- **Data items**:
-- begin --
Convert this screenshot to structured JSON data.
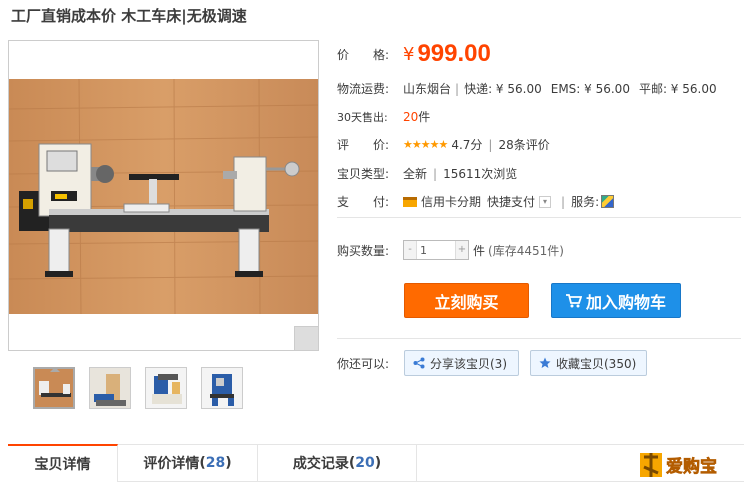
{
  "title": "工厂直销成本价 木工车床|无极调速",
  "price": {
    "label": "价　　格:",
    "currency": "¥",
    "value": "999.00"
  },
  "shipping": {
    "label": "物流运费:",
    "origin": "山东烟台",
    "express": "快递: ¥ 56.00",
    "ems": "EMS: ¥ 56.00",
    "surface": "平邮: ¥ 56.00"
  },
  "sales": {
    "label": "30天售出:",
    "count": "20",
    "unit": "件"
  },
  "rating": {
    "label": "评　　价:",
    "stars": "★★★★★",
    "score": "4.7分",
    "reviews": "28条评价"
  },
  "type": {
    "label": "宝贝类型:",
    "condition": "全新",
    "views": "15611次浏览"
  },
  "payment": {
    "label": "支　　付:",
    "credit": "信用卡分期",
    "quick": "快捷支付",
    "service_label": "服务:"
  },
  "quantity": {
    "label": "购买数量:",
    "value": "1",
    "unit": "件",
    "stock": "(库存4451件)",
    "minus": "-",
    "plus": "+"
  },
  "buttons": {
    "buy": "立刻购买",
    "cart": "加入购物车"
  },
  "extras": {
    "label": "你还可以:",
    "share": "分享该宝贝(3)",
    "favorite": "收藏宝贝(350)"
  },
  "tabs": [
    {
      "label": "宝贝详情",
      "count": ""
    },
    {
      "label": "评价详情",
      "count": "28"
    },
    {
      "label": "成交记录",
      "count": "20"
    }
  ],
  "logo_text": "爱购宝",
  "colors": {
    "accent": "#ff4400",
    "buy": "#ff6a00",
    "cart": "#1e90e8"
  },
  "icons": [
    "zoom-icon",
    "credit-card-icon",
    "chevron-down-icon",
    "service-icon",
    "cart-icon",
    "share-icon",
    "star-icon"
  ]
}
-- end --
- **Required work**: Give back the entries verbatim. Do not include any picture.

- **Complete response**:
Convert this screenshot to structured JSON data.
{
  "title": "工厂直销成本价 木工车床|无极调速",
  "price": {
    "label": "价　　格:",
    "currency": "¥",
    "value": "999.00"
  },
  "shipping": {
    "label": "物流运费:",
    "origin": "山东烟台",
    "express": "快递: ¥ 56.00",
    "ems": "EMS: ¥ 56.00",
    "surface": "平邮: ¥ 56.00"
  },
  "sales": {
    "label": "30天售出:",
    "count": "20",
    "unit": "件"
  },
  "rating": {
    "label": "评　　价:",
    "stars": "★★★★★",
    "score": "4.7分",
    "reviews": "28条评价"
  },
  "type": {
    "label": "宝贝类型:",
    "condition": "全新",
    "views": "15611次浏览"
  },
  "payment": {
    "label": "支　　付:",
    "credit": "信用卡分期",
    "quick": "快捷支付",
    "service_label": "服务:"
  },
  "quantity": {
    "label": "购买数量:",
    "value": "1",
    "unit": "件",
    "stock": "(库存4451件)",
    "minus": "-",
    "plus": "+"
  },
  "buttons": {
    "buy": "立刻购买",
    "cart": "加入购物车"
  },
  "extras": {
    "label": "你还可以:",
    "share": "分享该宝贝(3)",
    "favorite": "收藏宝贝(350)"
  },
  "tabs": [
    {
      "label": "宝贝详情",
      "count": ""
    },
    {
      "label": "评价详情",
      "count": "28"
    },
    {
      "label": "成交记录",
      "count": "20"
    }
  ],
  "logo_text": "爱购宝",
  "colors": {
    "accent": "#ff4400",
    "buy": "#ff6a00",
    "cart": "#1e90e8"
  },
  "icons": [
    "zoom-icon",
    "credit-card-icon",
    "chevron-down-icon",
    "service-icon",
    "cart-icon",
    "share-icon",
    "star-icon"
  ]
}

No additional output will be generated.